***** Supplied passage *****
I'm working on a client client API, and am accepting a `context.Context` 
argument as the first argument to each function.

However, for ease of use, I'm also providing non-context aware versions of 
each method.  So my API looks roughly like:

    FooContext(ctx context.Context, args...)
    Foo(args...)

where Foo(args...) just calls FooContext(context.Background(), args...).

Multiply this times about 25 methods across a few different types, and I 
have a very cluttered package (and godoc).

I borrowed this approach from the `sql` package.  But the sql package has 
about half as many methods, so it seems less cluttered. It also has to 
retain backward compatibility with context-unaware code.

Is there anything like a "best practice" in this area, given that (unlike 
the `sql` package) I have no backward compatibility to maintain?

Some options I've considered:

1. Keep things as they are.
***** Source information *****
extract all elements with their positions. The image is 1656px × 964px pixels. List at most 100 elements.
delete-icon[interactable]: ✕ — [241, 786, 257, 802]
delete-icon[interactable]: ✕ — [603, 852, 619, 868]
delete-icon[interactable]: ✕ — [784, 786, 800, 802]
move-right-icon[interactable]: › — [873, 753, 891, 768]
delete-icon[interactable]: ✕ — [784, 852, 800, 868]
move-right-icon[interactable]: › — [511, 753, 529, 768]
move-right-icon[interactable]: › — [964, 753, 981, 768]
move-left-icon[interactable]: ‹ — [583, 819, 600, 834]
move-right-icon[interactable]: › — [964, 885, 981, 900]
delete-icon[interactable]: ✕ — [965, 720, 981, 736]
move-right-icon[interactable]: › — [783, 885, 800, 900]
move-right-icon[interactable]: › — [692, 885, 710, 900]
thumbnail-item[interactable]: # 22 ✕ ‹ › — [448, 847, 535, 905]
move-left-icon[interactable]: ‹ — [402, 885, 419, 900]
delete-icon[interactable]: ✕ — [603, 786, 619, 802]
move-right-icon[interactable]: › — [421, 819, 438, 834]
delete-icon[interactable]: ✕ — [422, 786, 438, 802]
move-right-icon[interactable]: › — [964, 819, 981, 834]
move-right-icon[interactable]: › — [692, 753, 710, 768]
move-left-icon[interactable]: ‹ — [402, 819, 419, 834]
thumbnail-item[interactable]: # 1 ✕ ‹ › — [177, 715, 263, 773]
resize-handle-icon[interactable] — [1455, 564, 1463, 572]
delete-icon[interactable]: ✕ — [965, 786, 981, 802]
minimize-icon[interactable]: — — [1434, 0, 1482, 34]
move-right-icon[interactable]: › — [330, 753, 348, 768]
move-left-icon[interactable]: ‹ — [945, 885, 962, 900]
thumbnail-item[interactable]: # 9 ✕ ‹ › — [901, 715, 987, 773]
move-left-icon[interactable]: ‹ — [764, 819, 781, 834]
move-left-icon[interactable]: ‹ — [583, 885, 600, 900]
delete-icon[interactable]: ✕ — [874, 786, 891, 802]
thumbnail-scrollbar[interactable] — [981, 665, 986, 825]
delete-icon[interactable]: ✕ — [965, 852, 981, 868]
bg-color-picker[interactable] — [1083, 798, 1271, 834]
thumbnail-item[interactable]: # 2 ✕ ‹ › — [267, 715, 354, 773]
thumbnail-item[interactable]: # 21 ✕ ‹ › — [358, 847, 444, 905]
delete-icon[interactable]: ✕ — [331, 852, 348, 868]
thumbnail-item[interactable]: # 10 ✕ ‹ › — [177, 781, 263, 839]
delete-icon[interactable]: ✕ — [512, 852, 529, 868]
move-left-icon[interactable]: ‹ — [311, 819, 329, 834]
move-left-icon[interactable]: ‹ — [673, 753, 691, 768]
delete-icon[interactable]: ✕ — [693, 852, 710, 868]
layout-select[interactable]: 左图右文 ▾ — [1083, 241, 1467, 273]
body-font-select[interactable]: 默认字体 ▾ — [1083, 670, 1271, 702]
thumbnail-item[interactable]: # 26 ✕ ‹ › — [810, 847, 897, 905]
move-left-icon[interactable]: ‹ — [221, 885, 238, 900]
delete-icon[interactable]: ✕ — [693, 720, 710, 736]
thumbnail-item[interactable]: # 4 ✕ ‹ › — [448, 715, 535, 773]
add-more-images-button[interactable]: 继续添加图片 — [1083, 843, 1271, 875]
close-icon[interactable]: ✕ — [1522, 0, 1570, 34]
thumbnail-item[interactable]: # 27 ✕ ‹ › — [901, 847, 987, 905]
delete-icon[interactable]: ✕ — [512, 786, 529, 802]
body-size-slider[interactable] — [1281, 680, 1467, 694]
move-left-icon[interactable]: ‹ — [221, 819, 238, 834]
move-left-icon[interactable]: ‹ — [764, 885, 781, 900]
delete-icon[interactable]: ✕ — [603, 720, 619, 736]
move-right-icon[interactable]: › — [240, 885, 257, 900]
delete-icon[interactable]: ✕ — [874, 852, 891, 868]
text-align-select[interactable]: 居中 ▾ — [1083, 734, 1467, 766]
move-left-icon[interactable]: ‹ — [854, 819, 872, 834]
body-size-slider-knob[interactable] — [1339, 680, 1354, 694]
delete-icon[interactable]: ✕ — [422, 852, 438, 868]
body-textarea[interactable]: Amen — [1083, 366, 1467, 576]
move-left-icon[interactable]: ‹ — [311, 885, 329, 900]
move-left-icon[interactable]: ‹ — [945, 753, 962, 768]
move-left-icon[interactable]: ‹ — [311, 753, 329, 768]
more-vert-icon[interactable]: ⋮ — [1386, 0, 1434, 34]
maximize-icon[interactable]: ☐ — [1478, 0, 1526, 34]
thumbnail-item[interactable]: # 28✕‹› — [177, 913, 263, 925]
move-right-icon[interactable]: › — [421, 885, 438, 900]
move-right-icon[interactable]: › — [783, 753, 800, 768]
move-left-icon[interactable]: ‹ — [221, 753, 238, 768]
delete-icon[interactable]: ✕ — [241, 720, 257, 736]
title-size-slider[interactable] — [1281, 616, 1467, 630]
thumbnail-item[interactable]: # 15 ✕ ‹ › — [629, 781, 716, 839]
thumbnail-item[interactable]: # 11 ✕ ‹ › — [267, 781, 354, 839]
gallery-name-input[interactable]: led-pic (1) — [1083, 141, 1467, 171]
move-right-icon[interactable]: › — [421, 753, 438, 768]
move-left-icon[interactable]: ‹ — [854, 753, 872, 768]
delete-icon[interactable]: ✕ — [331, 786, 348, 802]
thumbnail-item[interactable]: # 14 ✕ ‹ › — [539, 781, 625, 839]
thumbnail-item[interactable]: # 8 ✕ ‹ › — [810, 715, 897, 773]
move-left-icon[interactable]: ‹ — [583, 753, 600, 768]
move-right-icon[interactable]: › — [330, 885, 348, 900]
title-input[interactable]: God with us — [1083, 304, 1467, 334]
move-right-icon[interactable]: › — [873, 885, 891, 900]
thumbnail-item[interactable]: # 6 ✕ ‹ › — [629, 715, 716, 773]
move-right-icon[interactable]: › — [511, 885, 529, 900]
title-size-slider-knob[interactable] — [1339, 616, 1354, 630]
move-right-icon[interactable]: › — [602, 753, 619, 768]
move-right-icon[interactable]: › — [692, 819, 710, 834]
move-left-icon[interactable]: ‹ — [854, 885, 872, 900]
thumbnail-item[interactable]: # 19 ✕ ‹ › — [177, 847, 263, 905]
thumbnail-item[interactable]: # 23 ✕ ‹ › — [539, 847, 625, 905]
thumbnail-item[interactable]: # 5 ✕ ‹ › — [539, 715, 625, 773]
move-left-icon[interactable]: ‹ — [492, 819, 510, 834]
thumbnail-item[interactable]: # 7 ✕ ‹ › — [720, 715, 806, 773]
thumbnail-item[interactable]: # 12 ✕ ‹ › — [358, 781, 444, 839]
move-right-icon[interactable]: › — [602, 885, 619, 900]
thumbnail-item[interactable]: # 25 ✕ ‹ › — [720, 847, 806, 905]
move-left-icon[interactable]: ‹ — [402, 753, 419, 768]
*****
*Task details:*
Please continue the post about context-aware Go API methods, starting right after its last line. The rows come from a different source than the text.

*Answer to this task:*
2. Only expose the 'Context' versions of my methods (and drop the 'Context' 
suffix)
3. For each type, add a single `Background()` method, which returns a clone 
type, that uses a background context. So `client.Foo()` becomes 
`client.Background().Foo()`.  This doesn't reduce clutter, but it helps to 
organize it on the godoc page, by grouping all the Context-aware methods 
together, and the unaware together.

I think I'm leaning toward #2.  I imagine a fair number of Go newbies will 
find the context argument to be "strange", but I hope documentation will 
fix that.

Are there other alternatives I should consider?